Reproduce the records word for word, from their first line through the line that contains "Bar [341, 406, 361, 410]".

## begin Data for processing

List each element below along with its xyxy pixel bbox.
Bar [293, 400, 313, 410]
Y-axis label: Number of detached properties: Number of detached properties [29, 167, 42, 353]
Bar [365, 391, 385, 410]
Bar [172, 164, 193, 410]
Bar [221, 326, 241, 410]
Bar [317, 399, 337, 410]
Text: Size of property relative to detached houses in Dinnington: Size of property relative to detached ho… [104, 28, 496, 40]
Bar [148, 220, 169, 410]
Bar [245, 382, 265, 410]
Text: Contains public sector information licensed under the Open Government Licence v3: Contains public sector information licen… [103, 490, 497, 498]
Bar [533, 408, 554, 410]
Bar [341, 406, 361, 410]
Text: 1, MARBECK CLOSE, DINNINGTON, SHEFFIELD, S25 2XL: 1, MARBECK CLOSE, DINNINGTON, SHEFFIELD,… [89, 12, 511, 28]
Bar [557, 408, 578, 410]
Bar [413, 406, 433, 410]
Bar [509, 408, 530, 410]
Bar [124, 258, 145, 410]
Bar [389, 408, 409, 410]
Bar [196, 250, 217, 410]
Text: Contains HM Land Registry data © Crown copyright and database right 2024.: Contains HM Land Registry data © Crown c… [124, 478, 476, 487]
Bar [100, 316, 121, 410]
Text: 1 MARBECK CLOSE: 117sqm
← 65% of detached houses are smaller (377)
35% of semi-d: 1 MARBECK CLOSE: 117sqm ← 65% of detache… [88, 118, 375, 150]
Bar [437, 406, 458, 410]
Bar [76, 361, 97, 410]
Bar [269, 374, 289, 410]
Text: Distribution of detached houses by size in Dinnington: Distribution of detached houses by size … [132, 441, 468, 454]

## end Data for processing

**Exercise result**:
List each element below along with its xyxy pixel bbox.
Bar [293, 400, 313, 410]
Y-axis label: Number of detached properties: Number of detached properties [29, 167, 42, 353]
Bar [365, 391, 385, 410]
Bar [172, 164, 193, 410]
Bar [221, 326, 241, 410]
Bar [317, 399, 337, 410]
Text: Size of property relative to detached houses in Dinnington: Size of property relative to detached ho… [104, 28, 496, 40]
Bar [148, 220, 169, 410]
Bar [245, 382, 265, 410]
Text: Contains public sector information licensed under the Open Government Licence v3: Contains public sector information licen… [103, 490, 497, 498]
Bar [533, 408, 554, 410]
Bar [341, 406, 361, 410]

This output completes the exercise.